▶ **WRITTEN EXERCISE**: Find all the lines with "green" and gather them.

▶ **DATA IN THIS EXERCISE**:

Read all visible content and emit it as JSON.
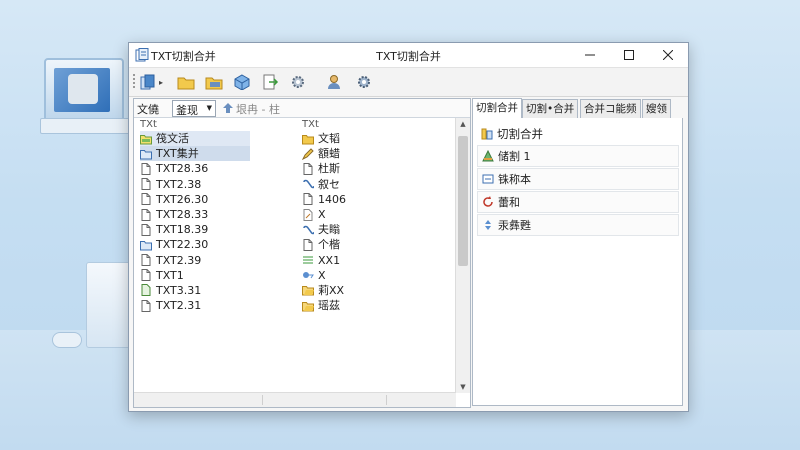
{
  "window": {
    "title": "TXT切割合并",
    "center_title": "TXT切割合并"
  },
  "pathbar": {
    "label": "文僥",
    "combo_value": "釜现",
    "path_text": "垠冉 - 柱"
  },
  "left_list": {
    "column1_header": "TXt",
    "column2_header": "TXt",
    "column1": [
      {
        "name": "筏文活",
        "icon": "folder-green-icon",
        "state": "selected"
      },
      {
        "name": "TXT集并",
        "icon": "folder-blue-icon",
        "state": "selected-strong"
      },
      {
        "name": "TXT28.36",
        "icon": "file-icon",
        "state": ""
      },
      {
        "name": "TXT2.38",
        "icon": "file-icon",
        "state": ""
      },
      {
        "name": "TXT26.30",
        "icon": "file-icon",
        "state": ""
      },
      {
        "name": "TXT28.33",
        "icon": "file-icon",
        "state": ""
      },
      {
        "name": "TXT18.39",
        "icon": "file-icon",
        "state": ""
      },
      {
        "name": "TXT22.30",
        "icon": "folder-blue-icon",
        "state": ""
      },
      {
        "name": "TXT2.39",
        "icon": "file-icon",
        "state": ""
      },
      {
        "name": "TXT1",
        "icon": "file-icon",
        "state": ""
      },
      {
        "name": "TXT3.31",
        "icon": "file-green-icon",
        "state": ""
      },
      {
        "name": "TXT2.31",
        "icon": "file-icon",
        "state": ""
      }
    ],
    "column2": [
      {
        "name": "文韬",
        "icon": "folder-icon"
      },
      {
        "name": "額蜡",
        "icon": "pencil-icon"
      },
      {
        "name": "杜斯",
        "icon": "file-icon"
      },
      {
        "name": "叙セ",
        "icon": "link-icon"
      },
      {
        "name": "1406",
        "icon": "file-icon"
      },
      {
        "name": "X",
        "icon": "file-edit-icon"
      },
      {
        "name": "夫瞈",
        "icon": "link-icon"
      },
      {
        "name": "个楷",
        "icon": "file-icon"
      },
      {
        "name": "XX1",
        "icon": "list-icon"
      },
      {
        "name": "X",
        "icon": "tag-icon"
      },
      {
        "name": "莉XX",
        "icon": "folder-open-icon"
      },
      {
        "name": "瑶茲",
        "icon": "folder-open-icon"
      }
    ]
  },
  "tabs": [
    {
      "label": "切割合并",
      "active": true
    },
    {
      "label": "切割•合并",
      "active": false
    },
    {
      "label": "合并コ能频",
      "active": false
    },
    {
      "label": "嫂领",
      "active": false
    }
  ],
  "actions": {
    "header": "切割合并",
    "items": [
      {
        "label": "储割 1",
        "icon": "triangle-icon"
      },
      {
        "label": "铢称本",
        "icon": "window-icon"
      },
      {
        "label": "蕾和",
        "icon": "refresh-icon"
      },
      {
        "label": "汞彝甦",
        "icon": "arrows-icon"
      }
    ]
  },
  "colors": {
    "accent": "#2f6fb8",
    "folder": "#f2c94c",
    "selection": "#cfdcec"
  }
}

▶ **RESPONSE BELOW**:
        "icon": "folder-green-icon",
        "icon": "file-green-icon",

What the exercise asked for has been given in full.